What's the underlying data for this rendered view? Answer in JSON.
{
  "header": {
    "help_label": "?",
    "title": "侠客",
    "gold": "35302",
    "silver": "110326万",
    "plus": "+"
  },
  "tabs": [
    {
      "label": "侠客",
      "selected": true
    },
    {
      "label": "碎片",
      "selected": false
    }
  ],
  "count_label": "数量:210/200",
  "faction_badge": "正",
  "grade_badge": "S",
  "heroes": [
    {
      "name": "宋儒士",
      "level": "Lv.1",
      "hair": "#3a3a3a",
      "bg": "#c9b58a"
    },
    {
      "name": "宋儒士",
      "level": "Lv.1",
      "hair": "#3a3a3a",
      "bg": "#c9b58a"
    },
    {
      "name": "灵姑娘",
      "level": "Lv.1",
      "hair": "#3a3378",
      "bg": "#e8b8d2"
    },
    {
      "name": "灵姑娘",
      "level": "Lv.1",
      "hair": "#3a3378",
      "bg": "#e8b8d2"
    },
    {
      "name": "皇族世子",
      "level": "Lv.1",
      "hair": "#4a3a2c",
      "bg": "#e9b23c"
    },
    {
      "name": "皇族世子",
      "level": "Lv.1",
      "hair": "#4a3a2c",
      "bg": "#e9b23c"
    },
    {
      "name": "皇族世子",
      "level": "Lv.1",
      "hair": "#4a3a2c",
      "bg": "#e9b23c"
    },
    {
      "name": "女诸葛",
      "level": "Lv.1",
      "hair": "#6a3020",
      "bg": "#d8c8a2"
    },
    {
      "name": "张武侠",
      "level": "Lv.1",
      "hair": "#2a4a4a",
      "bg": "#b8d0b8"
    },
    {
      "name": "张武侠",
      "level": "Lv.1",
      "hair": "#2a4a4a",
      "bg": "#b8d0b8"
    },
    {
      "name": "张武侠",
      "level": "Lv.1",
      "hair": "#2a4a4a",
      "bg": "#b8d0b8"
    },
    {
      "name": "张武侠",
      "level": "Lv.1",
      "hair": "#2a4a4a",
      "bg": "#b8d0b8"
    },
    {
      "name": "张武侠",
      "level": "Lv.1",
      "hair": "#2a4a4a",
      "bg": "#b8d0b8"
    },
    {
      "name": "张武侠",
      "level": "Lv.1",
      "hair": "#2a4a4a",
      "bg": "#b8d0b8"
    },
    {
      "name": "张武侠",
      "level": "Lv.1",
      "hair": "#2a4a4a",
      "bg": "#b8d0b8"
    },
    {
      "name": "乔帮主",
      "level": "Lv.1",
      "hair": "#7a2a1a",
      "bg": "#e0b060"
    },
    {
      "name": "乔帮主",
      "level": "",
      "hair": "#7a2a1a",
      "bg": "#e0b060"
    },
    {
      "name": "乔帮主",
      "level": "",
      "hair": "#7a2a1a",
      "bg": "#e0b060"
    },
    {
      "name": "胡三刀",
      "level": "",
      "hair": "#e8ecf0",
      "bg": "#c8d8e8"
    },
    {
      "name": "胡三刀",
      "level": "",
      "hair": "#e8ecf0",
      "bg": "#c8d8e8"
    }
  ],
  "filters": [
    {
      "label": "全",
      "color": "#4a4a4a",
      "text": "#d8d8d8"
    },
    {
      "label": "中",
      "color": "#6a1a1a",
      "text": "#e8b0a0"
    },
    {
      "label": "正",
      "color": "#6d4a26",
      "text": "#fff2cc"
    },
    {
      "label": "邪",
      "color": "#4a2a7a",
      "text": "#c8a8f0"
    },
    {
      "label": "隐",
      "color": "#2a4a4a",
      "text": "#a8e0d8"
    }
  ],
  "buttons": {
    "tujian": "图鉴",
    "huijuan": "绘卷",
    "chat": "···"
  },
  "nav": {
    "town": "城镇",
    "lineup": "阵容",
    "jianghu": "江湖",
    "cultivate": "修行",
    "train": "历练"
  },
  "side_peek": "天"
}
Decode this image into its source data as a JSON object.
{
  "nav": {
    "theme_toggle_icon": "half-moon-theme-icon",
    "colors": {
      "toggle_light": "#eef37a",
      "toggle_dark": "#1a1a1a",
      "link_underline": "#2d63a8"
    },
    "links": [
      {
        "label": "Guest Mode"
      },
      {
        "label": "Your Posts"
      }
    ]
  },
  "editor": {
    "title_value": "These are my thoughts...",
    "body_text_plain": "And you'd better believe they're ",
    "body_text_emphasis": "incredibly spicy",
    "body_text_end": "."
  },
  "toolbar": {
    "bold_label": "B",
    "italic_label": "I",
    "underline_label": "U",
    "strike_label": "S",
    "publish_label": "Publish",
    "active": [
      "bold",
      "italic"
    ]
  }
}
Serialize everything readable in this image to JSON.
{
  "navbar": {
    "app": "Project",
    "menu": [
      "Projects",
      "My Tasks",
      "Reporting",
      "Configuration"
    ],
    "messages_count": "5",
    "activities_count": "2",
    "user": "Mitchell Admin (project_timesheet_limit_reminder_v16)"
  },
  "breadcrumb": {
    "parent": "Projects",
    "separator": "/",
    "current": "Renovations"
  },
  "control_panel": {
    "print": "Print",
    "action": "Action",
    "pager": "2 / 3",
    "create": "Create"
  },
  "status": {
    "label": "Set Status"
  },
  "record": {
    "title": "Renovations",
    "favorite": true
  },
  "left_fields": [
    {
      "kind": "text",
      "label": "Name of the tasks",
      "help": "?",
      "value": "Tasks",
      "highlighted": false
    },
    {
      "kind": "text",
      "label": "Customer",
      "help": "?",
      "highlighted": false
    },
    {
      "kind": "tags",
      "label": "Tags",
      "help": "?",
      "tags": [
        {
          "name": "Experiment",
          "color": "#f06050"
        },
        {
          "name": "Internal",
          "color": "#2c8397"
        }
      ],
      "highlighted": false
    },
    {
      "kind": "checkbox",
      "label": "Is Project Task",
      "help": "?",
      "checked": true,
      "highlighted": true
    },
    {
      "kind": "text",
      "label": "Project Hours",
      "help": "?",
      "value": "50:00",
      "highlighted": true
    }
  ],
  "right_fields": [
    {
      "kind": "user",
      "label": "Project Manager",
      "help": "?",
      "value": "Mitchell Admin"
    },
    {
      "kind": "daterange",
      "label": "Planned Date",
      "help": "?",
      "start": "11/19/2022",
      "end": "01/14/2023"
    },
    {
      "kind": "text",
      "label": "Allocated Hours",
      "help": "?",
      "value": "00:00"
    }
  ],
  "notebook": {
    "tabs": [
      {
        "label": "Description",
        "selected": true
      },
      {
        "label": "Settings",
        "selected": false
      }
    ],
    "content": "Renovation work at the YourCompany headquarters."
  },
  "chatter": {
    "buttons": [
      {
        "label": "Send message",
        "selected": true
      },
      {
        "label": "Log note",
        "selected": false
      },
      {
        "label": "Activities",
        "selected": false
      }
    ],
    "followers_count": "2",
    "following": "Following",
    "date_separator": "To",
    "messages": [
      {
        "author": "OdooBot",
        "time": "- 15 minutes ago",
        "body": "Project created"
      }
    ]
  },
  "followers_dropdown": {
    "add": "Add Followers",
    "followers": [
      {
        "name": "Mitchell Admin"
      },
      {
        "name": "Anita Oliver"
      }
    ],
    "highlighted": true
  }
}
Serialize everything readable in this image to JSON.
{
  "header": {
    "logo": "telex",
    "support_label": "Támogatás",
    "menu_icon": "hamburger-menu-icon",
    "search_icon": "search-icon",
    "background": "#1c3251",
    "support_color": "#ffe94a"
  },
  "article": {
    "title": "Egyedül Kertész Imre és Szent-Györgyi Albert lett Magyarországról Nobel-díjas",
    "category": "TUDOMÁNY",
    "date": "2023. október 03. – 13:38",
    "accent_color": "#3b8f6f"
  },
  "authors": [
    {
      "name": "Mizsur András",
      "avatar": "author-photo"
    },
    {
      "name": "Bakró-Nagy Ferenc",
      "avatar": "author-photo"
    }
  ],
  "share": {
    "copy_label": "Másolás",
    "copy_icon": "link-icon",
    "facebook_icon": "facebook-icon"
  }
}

_EXERCISE BRIEF_. Reply with one number: the count of lines in the entries that include the word "user".

_SOLUTION TO THE EXERCISE_. 2